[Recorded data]

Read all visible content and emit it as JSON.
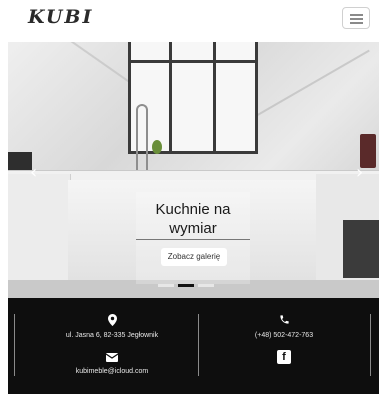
{
  "header": {
    "logo_text": "KUBI",
    "logo_subtitle": "",
    "menu_icon": "hamburger-menu-icon"
  },
  "hero": {
    "title": "Kuchnie na wymiar",
    "button_label": "Zobacz galerię",
    "prev_arrow": "‹",
    "next_arrow": "›",
    "slide_count": 3,
    "active_slide": 1
  },
  "footer": {
    "address": "ul. Jasna 6, 82-335 Jegłownik",
    "phone": "(+48) 502-472-763",
    "email": "kubimeble@icloud.com",
    "icons": {
      "location": "location-pin-icon",
      "phone": "phone-icon",
      "email": "envelope-icon",
      "social": "facebook-icon"
    }
  }
}
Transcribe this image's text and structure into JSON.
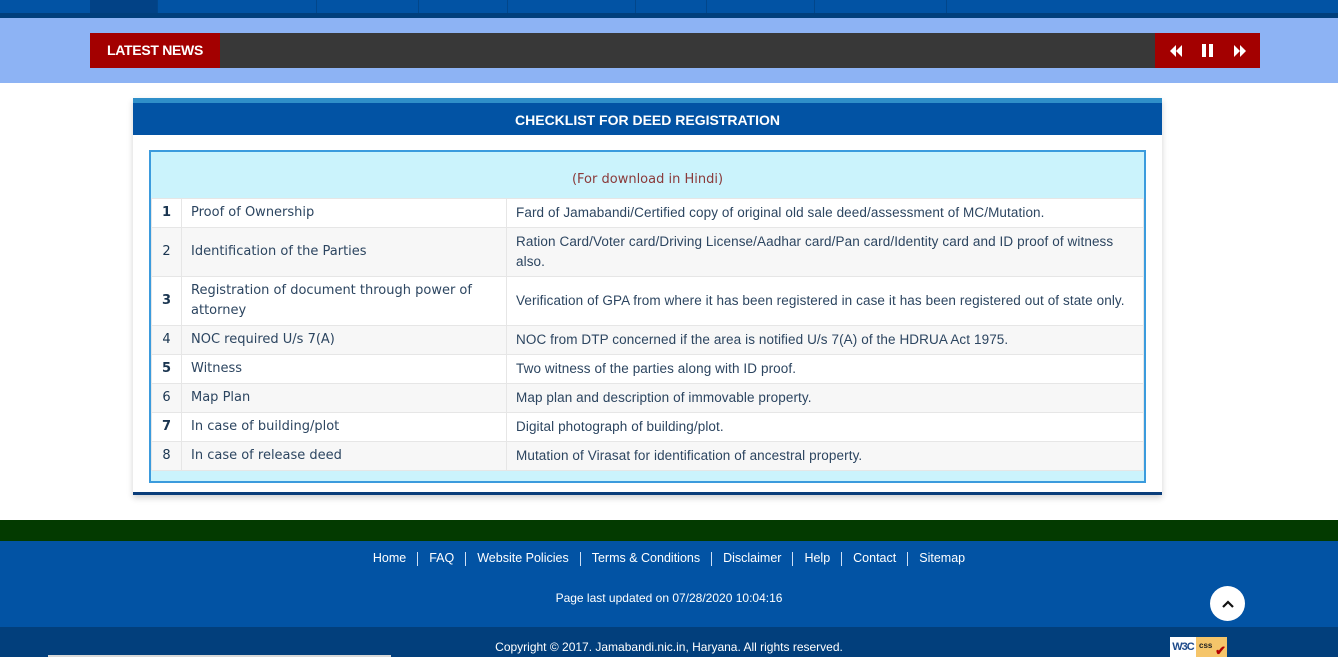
{
  "top_nav": {
    "tabs": [
      {
        "label": "",
        "active": true
      },
      {
        "label": "",
        "active": false
      },
      {
        "label": "",
        "active": false
      },
      {
        "label": "",
        "active": false
      },
      {
        "label": "",
        "active": false
      },
      {
        "label": "",
        "active": false
      },
      {
        "label": "",
        "active": false
      },
      {
        "label": "",
        "active": false
      },
      {
        "label": "",
        "active": false
      }
    ]
  },
  "news": {
    "label": "LATEST NEWS",
    "controls": {
      "previous_icon": "rewind-icon",
      "pause_icon": "pause-icon",
      "next_icon": "fast-forward-icon"
    }
  },
  "checklist": {
    "title": "CHECKLIST FOR DEED REGISTRATION",
    "hindi_download_link": "(For download in Hindi)",
    "rows": [
      {
        "num": "1",
        "item": "Proof of Ownership",
        "desc": "Fard of Jamabandi/Certified copy of original old sale deed/assessment of MC/Mutation."
      },
      {
        "num": "2",
        "item": "Identification of the Parties",
        "desc": "Ration Card/Voter card/Driving License/Aadhar card/Pan card/Identity card and ID proof of witness also."
      },
      {
        "num": "3",
        "item": "Registration of document through power of attorney",
        "desc": "Verification of GPA from where it has been registered in case it has been registered out of state only."
      },
      {
        "num": "4",
        "item": "NOC required U/s 7(A)",
        "desc": "NOC from DTP concerned if the area is notified U/s 7(A) of the HDRUA Act 1975."
      },
      {
        "num": "5",
        "item": "Witness",
        "desc": "Two witness of the parties along with ID proof."
      },
      {
        "num": "6",
        "item": "Map Plan",
        "desc": "Map plan and description of immovable property."
      },
      {
        "num": "7",
        "item": "In case of building/plot",
        "desc": "Digital photograph of building/plot."
      },
      {
        "num": "8",
        "item": "In case of release deed",
        "desc": "Mutation of Virasat for identification of ancestral property."
      }
    ]
  },
  "footer": {
    "links": [
      "Home",
      "FAQ",
      "Website Policies",
      "Terms & Conditions",
      "Disclaimer",
      "Help",
      "Contact",
      "Sitemap"
    ],
    "last_updated": "Page last updated on 07/28/2020 10:04:16",
    "back_to_top_icon": "chevron-up-icon",
    "copyright": "Copyright © 2017.  Jamabandi.nic.in, Haryana. All rights reserved.",
    "badge": {
      "w3c": "W3C",
      "css": "css"
    }
  },
  "colors": {
    "primary_blue": "#0253a4",
    "news_red": "#a30000",
    "news_bg": "#8db3f4",
    "ticker_dark": "#383838",
    "table_tint": "#cbf3fc",
    "footer_green": "#033a00"
  }
}
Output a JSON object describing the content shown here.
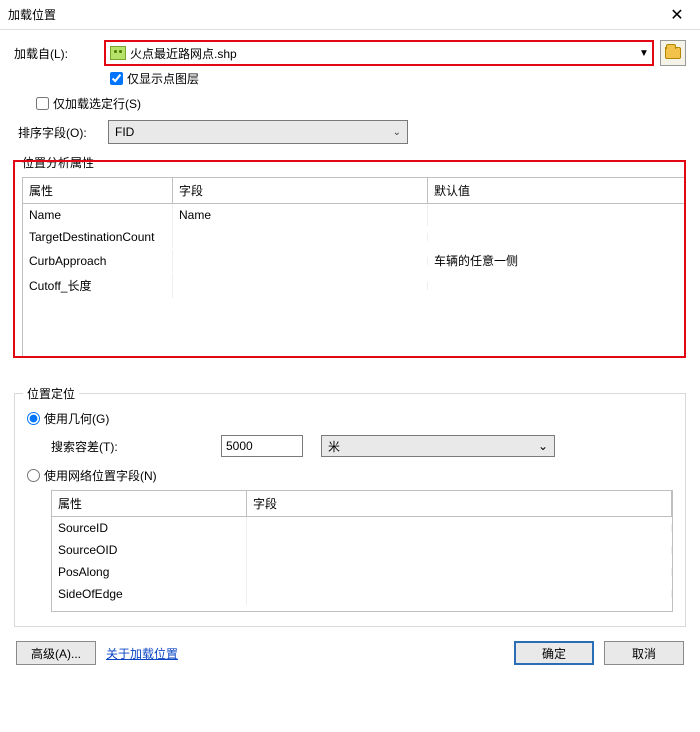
{
  "window": {
    "title": "加载位置"
  },
  "load_from": {
    "label": "加载自(L):",
    "value": "火点最近路网点.shp"
  },
  "show_point_layers": {
    "label": "仅显示点图层",
    "checked": true
  },
  "load_selected_rows": {
    "label": "仅加载选定行(S)",
    "checked": false
  },
  "sort": {
    "label": "排序字段(O):",
    "value": "FID"
  },
  "attr_section": {
    "title": "位置分析属性",
    "columns": {
      "attr": "属性",
      "field": "字段",
      "def": "默认值"
    },
    "rows": [
      {
        "attr": "Name",
        "field": "Name",
        "def": ""
      },
      {
        "attr": "TargetDestinationCount",
        "field": "",
        "def": ""
      },
      {
        "attr": "CurbApproach",
        "field": "",
        "def": "车辆的任意一侧"
      },
      {
        "attr": "Cutoff_长度",
        "field": "",
        "def": ""
      }
    ]
  },
  "locate": {
    "legend": "位置定位",
    "use_geometry": "使用几何(G)",
    "tolerance_label": "搜索容差(T):",
    "tolerance_value": "5000",
    "unit": "米",
    "use_net_fields": "使用网络位置字段(N)",
    "columns": {
      "attr": "属性",
      "field": "字段"
    },
    "rows": [
      {
        "attr": "SourceID",
        "field": ""
      },
      {
        "attr": "SourceOID",
        "field": ""
      },
      {
        "attr": "PosAlong",
        "field": ""
      },
      {
        "attr": "SideOfEdge",
        "field": ""
      }
    ]
  },
  "footer": {
    "advanced": "高级(A)...",
    "about": "关于加载位置",
    "ok": "确定",
    "cancel": "取消"
  }
}
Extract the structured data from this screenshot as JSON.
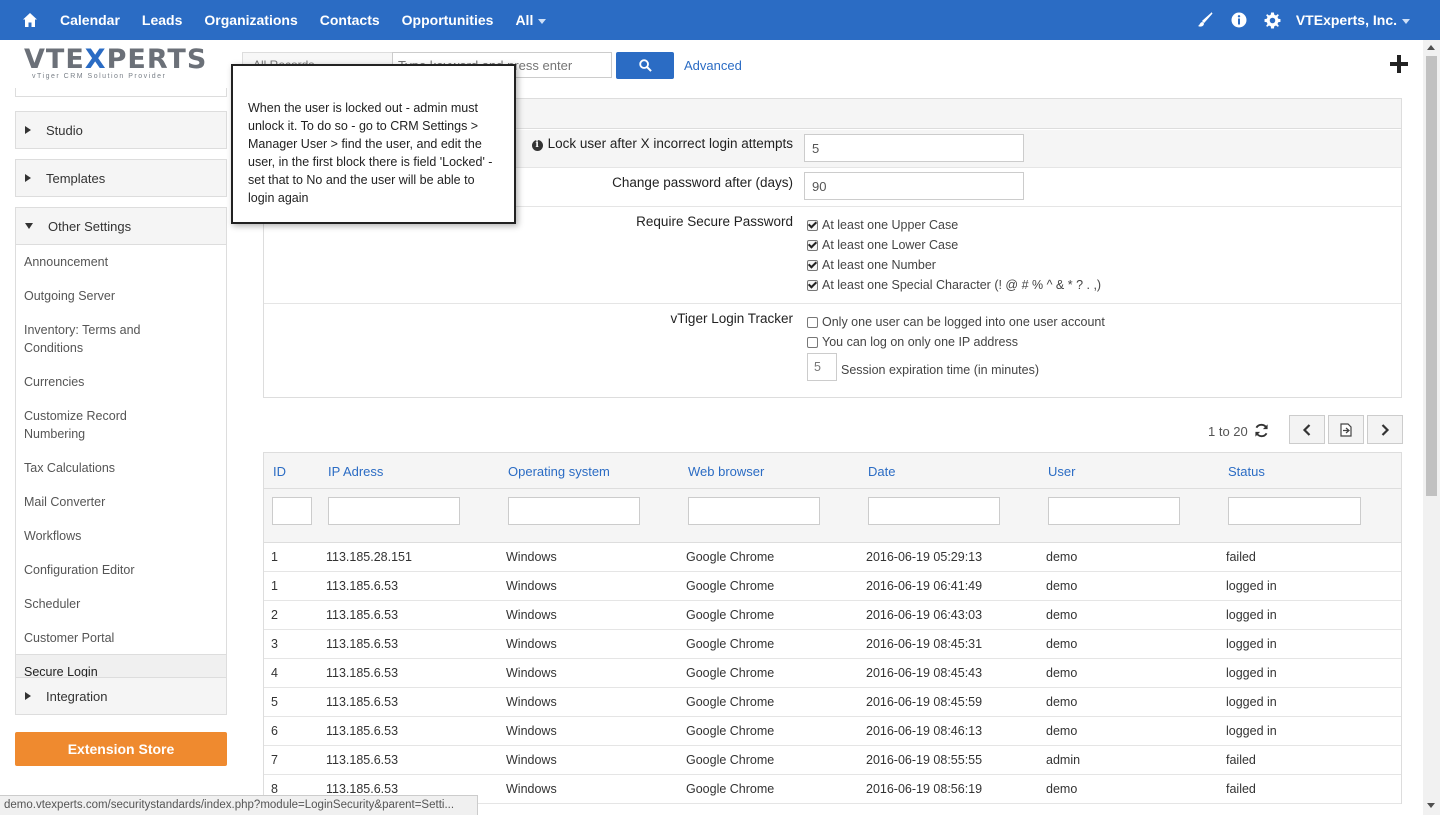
{
  "nav": {
    "items": [
      "Calendar",
      "Leads",
      "Organizations",
      "Contacts",
      "Opportunities",
      "All"
    ],
    "company": "VTExperts, Inc."
  },
  "logo": {
    "main_left": "VTE",
    "main_x": "X",
    "main_right": "PERTS",
    "sub": "vTiger CRM Solution Provider"
  },
  "search": {
    "select_value": "All Records",
    "placeholder": "Type keyword and press enter",
    "advanced_label": "Advanced"
  },
  "sidebar": {
    "sections": {
      "studio": "Studio",
      "templates": "Templates",
      "other_settings": "Other Settings",
      "integration": "Integration"
    },
    "other_items": [
      "Announcement",
      "Outgoing Server",
      "Inventory: Terms and Conditions",
      "Currencies",
      "Customize Record Numbering",
      "Tax Calculations",
      "Mail Converter",
      "Workflows",
      "Configuration Editor",
      "Scheduler",
      "Customer Portal",
      "Secure Login"
    ],
    "extension_store": "Extension Store"
  },
  "tooltip": {
    "text": "When the user is locked out - admin must unlock it. To do so - go to CRM Settings > Manager User > find the user, and edit the user, in the first block there is field 'Locked' - set that to No and the user will be able to login again"
  },
  "settings": {
    "lock_label": "Lock user after X incorrect login attempts",
    "lock_value": "5",
    "change_pw_label": "Change password after (days)",
    "change_pw_value": "90",
    "secure_pw_label": "Require Secure Password",
    "secure_pw_options": [
      "At least one Upper Case",
      "At least one Lower Case",
      "At least one Number",
      "At least one Special Character (! @ # % ^ & * ? . ,)"
    ],
    "tracker_label": "vTiger Login Tracker",
    "tracker_options": [
      "Only one user can be logged into one user account",
      "You can log on only one IP address"
    ],
    "session_value": "5",
    "session_label": "Session expiration time (in minutes)"
  },
  "pagination": {
    "range": "1 to 20"
  },
  "table": {
    "headers": [
      "ID",
      "IP Adress",
      "Operating system",
      "Web browser",
      "Date",
      "User",
      "Status"
    ],
    "rows": [
      [
        "1",
        "113.185.28.151",
        "Windows",
        "Google Chrome",
        "2016-06-19 05:29:13",
        "demo",
        "failed"
      ],
      [
        "1",
        "113.185.6.53",
        "Windows",
        "Google Chrome",
        "2016-06-19 06:41:49",
        "demo",
        "logged in"
      ],
      [
        "2",
        "113.185.6.53",
        "Windows",
        "Google Chrome",
        "2016-06-19 06:43:03",
        "demo",
        "logged in"
      ],
      [
        "3",
        "113.185.6.53",
        "Windows",
        "Google Chrome",
        "2016-06-19 08:45:31",
        "demo",
        "logged in"
      ],
      [
        "4",
        "113.185.6.53",
        "Windows",
        "Google Chrome",
        "2016-06-19 08:45:43",
        "demo",
        "logged in"
      ],
      [
        "5",
        "113.185.6.53",
        "Windows",
        "Google Chrome",
        "2016-06-19 08:45:59",
        "demo",
        "logged in"
      ],
      [
        "6",
        "113.185.6.53",
        "Windows",
        "Google Chrome",
        "2016-06-19 08:46:13",
        "demo",
        "logged in"
      ],
      [
        "7",
        "113.185.6.53",
        "Windows",
        "Google Chrome",
        "2016-06-19 08:55:55",
        "admin",
        "failed"
      ],
      [
        "8",
        "113.185.6.53",
        "Windows",
        "Google Chrome",
        "2016-06-19 08:56:19",
        "demo",
        "failed"
      ]
    ]
  },
  "statusbar": {
    "url": "demo.vtexperts.com/securitystandards/index.php?module=LoginSecurity&parent=Setti..."
  },
  "colors": {
    "brand_blue": "#2b6cc4",
    "extension_orange": "#ef8a2f"
  }
}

(GOAL OF THE EXERCISE):
Filter the listing for the word "content" and copy every line that holds it.

(RESULT OF THE TASK):
Read all visible content and emit it as JSON.
Output a JSON object describing the content shown here.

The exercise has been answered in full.